Single out the lines that include the word "Holt". Copy them.

────────────────

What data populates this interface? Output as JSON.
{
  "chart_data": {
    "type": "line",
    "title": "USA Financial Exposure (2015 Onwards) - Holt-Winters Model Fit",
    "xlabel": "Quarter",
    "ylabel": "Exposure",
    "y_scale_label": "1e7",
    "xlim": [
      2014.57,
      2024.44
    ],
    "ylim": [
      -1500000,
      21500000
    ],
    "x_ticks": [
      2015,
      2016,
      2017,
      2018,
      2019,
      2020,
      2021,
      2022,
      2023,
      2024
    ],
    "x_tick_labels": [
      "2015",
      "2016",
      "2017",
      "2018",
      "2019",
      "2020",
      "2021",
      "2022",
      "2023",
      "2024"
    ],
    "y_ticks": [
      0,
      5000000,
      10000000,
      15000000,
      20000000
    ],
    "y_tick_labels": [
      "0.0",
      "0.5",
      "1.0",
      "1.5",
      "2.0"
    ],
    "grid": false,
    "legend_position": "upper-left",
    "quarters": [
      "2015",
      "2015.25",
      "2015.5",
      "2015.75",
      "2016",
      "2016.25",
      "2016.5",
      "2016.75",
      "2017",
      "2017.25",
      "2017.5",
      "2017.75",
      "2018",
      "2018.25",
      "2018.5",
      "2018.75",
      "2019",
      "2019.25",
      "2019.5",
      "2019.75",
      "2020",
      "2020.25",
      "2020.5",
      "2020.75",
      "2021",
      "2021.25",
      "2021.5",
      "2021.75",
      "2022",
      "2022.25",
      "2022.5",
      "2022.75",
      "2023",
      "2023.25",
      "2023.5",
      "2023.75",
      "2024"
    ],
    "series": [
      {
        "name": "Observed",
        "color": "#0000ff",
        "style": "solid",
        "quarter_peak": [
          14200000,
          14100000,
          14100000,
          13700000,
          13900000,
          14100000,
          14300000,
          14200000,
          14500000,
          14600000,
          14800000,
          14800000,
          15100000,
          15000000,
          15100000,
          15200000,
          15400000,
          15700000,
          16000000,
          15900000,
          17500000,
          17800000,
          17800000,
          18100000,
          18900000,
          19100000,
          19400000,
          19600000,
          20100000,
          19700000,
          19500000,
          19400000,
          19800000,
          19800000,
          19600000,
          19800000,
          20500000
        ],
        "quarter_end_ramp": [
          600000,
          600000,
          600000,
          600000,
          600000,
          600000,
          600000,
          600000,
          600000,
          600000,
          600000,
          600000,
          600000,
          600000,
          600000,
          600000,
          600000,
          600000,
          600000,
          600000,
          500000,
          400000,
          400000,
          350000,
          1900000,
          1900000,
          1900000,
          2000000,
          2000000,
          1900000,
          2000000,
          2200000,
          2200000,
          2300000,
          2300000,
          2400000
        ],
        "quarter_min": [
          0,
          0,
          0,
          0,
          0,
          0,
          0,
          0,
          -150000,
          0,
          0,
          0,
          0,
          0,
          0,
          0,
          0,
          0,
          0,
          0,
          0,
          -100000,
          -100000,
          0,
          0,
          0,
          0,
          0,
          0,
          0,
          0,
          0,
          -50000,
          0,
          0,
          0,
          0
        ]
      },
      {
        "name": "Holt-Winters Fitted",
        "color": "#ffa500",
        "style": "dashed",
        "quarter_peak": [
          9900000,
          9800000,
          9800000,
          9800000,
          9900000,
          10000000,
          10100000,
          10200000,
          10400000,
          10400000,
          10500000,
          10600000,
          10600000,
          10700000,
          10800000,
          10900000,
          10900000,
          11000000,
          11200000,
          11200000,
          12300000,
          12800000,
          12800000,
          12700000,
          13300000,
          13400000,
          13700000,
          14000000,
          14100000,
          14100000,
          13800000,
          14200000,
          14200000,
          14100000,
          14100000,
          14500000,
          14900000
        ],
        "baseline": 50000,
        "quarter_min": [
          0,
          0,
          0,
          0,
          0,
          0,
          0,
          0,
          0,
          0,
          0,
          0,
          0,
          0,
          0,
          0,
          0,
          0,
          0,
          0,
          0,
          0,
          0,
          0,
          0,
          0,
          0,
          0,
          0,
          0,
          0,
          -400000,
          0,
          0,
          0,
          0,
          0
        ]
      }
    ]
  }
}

────────────────

### Solution
    "title": "USA Financial Exposure (2015 Onwards) - Holt-Winters Model Fit",
        "name": "Holt-Winters Fitted",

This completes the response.